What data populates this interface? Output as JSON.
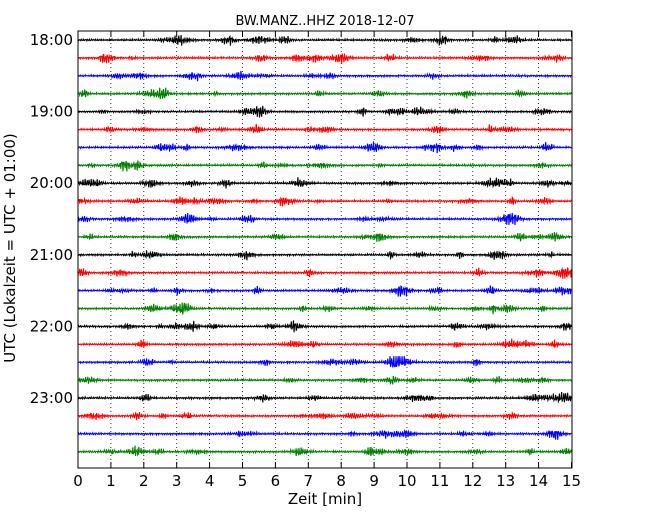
{
  "chart_data": {
    "type": "line",
    "title": "BW.MANZ..HHZ 2018-12-07",
    "xlabel": "Zeit  [min]",
    "ylabel": "UTC (Lokalzeit = UTC + 01:00)",
    "xlim": [
      0,
      15
    ],
    "x_ticks": [
      "0",
      "1",
      "2",
      "3",
      "4",
      "5",
      "6",
      "7",
      "8",
      "9",
      "10",
      "11",
      "12",
      "13",
      "14",
      "15"
    ],
    "y_tick_labels": [
      "18:00",
      "19:00",
      "20:00",
      "21:00",
      "22:00",
      "23:00"
    ],
    "trace_minutes": 15,
    "trace_colors": [
      "#000000",
      "#ff0000",
      "#0000ff",
      "#007f00"
    ],
    "grid": "vertical dotted at each minute",
    "rows": [
      {
        "start": "18:00",
        "color": "#000000"
      },
      {
        "start": "18:15",
        "color": "#ff0000"
      },
      {
        "start": "18:30",
        "color": "#0000ff"
      },
      {
        "start": "18:45",
        "color": "#007f00"
      },
      {
        "start": "19:00",
        "color": "#000000"
      },
      {
        "start": "19:15",
        "color": "#ff0000"
      },
      {
        "start": "19:30",
        "color": "#0000ff"
      },
      {
        "start": "19:45",
        "color": "#007f00"
      },
      {
        "start": "20:00",
        "color": "#000000"
      },
      {
        "start": "20:15",
        "color": "#ff0000"
      },
      {
        "start": "20:30",
        "color": "#0000ff"
      },
      {
        "start": "20:45",
        "color": "#007f00"
      },
      {
        "start": "21:00",
        "color": "#000000"
      },
      {
        "start": "21:15",
        "color": "#ff0000"
      },
      {
        "start": "21:30",
        "color": "#0000ff"
      },
      {
        "start": "21:45",
        "color": "#007f00"
      },
      {
        "start": "22:00",
        "color": "#000000"
      },
      {
        "start": "22:15",
        "color": "#ff0000"
      },
      {
        "start": "22:30",
        "color": "#0000ff"
      },
      {
        "start": "22:45",
        "color": "#007f00"
      },
      {
        "start": "23:00",
        "color": "#000000"
      },
      {
        "start": "23:15",
        "color": "#ff0000"
      },
      {
        "start": "23:30",
        "color": "#0000ff"
      },
      {
        "start": "23:45",
        "color": "#007f00"
      }
    ]
  }
}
——
# YOUR OBJECTIVE
Every entry above should be duplicated exactly. Do not include the images.

# WRITTEN SOLUTION
What data populates this interface? Output as JSON.
{
  "chart_data": {
    "type": "line",
    "title": "BW.MANZ..HHZ 2018-12-07",
    "xlabel": "Zeit  [min]",
    "ylabel": "UTC (Lokalzeit = UTC + 01:00)",
    "xlim": [
      0,
      15
    ],
    "x_ticks": [
      "0",
      "1",
      "2",
      "3",
      "4",
      "5",
      "6",
      "7",
      "8",
      "9",
      "10",
      "11",
      "12",
      "13",
      "14",
      "15"
    ],
    "y_tick_labels": [
      "18:00",
      "19:00",
      "20:00",
      "21:00",
      "22:00",
      "23:00"
    ],
    "trace_minutes": 15,
    "trace_colors": [
      "#000000",
      "#ff0000",
      "#0000ff",
      "#007f00"
    ],
    "grid": "vertical dotted at each minute",
    "rows": [
      {
        "start": "18:00",
        "color": "#000000"
      },
      {
        "start": "18:15",
        "color": "#ff0000"
      },
      {
        "start": "18:30",
        "color": "#0000ff"
      },
      {
        "start": "18:45",
        "color": "#007f00"
      },
      {
        "start": "19:00",
        "color": "#000000"
      },
      {
        "start": "19:15",
        "color": "#ff0000"
      },
      {
        "start": "19:30",
        "color": "#0000ff"
      },
      {
        "start": "19:45",
        "color": "#007f00"
      },
      {
        "start": "20:00",
        "color": "#000000"
      },
      {
        "start": "20:15",
        "color": "#ff0000"
      },
      {
        "start": "20:30",
        "color": "#0000ff"
      },
      {
        "start": "20:45",
        "color": "#007f00"
      },
      {
        "start": "21:00",
        "color": "#000000"
      },
      {
        "start": "21:15",
        "color": "#ff0000"
      },
      {
        "start": "21:30",
        "color": "#0000ff"
      },
      {
        "start": "21:45",
        "color": "#007f00"
      },
      {
        "start": "22:00",
        "color": "#000000"
      },
      {
        "start": "22:15",
        "color": "#ff0000"
      },
      {
        "start": "22:30",
        "color": "#0000ff"
      },
      {
        "start": "22:45",
        "color": "#007f00"
      },
      {
        "start": "23:00",
        "color": "#000000"
      },
      {
        "start": "23:15",
        "color": "#ff0000"
      },
      {
        "start": "23:30",
        "color": "#0000ff"
      },
      {
        "start": "23:45",
        "color": "#007f00"
      }
    ]
  }
}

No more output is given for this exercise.